→ **Given task**: Your task is to copy every line of the records below that contains "otočného".

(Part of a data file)

──────────

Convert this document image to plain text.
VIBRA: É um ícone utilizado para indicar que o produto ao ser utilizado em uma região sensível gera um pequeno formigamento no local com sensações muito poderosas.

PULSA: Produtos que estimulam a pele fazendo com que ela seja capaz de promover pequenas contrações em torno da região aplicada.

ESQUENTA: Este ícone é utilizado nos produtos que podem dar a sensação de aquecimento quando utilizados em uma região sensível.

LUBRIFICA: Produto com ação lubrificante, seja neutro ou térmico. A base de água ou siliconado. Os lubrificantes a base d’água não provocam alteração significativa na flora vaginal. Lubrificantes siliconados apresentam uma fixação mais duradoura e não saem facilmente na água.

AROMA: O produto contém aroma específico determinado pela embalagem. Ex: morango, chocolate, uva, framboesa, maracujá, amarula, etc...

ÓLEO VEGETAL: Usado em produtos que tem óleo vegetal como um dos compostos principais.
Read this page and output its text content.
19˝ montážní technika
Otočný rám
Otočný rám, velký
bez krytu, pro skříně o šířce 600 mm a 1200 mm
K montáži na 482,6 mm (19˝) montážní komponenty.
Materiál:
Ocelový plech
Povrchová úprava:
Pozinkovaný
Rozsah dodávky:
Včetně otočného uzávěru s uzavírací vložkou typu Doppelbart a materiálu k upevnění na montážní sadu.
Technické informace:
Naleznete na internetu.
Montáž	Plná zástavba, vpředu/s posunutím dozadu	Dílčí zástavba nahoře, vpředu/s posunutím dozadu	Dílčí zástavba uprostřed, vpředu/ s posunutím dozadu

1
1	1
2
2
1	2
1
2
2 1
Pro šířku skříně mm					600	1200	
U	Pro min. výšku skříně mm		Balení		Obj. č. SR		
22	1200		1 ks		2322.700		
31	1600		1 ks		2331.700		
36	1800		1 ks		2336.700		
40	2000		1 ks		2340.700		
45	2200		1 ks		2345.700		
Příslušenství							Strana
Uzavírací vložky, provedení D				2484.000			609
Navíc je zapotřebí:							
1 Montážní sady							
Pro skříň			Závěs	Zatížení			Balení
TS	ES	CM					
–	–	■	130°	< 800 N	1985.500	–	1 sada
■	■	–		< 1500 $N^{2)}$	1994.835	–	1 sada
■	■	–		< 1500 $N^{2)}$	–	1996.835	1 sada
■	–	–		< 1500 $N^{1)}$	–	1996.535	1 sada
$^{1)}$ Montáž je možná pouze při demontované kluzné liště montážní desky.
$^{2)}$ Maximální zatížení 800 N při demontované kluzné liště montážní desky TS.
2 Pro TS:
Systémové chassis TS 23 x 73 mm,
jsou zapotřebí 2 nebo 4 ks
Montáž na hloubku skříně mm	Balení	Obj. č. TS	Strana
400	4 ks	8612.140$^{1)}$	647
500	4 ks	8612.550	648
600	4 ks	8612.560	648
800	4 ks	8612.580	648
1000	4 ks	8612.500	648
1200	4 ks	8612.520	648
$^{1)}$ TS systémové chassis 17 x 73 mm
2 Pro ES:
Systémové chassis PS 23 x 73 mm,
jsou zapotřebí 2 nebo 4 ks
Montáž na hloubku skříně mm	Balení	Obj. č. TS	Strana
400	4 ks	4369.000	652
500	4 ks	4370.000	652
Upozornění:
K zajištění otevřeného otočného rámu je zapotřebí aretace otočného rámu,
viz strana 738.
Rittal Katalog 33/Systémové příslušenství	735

──────────

→ **Solved exercise**:
Včetně otočného uzávěru s uzavírací vložkou typu Doppelbart a materiálu k upevnění na montážní sadu.
K zajištění otevřeného otočného rámu je zapotřebí aretace otočného rámu,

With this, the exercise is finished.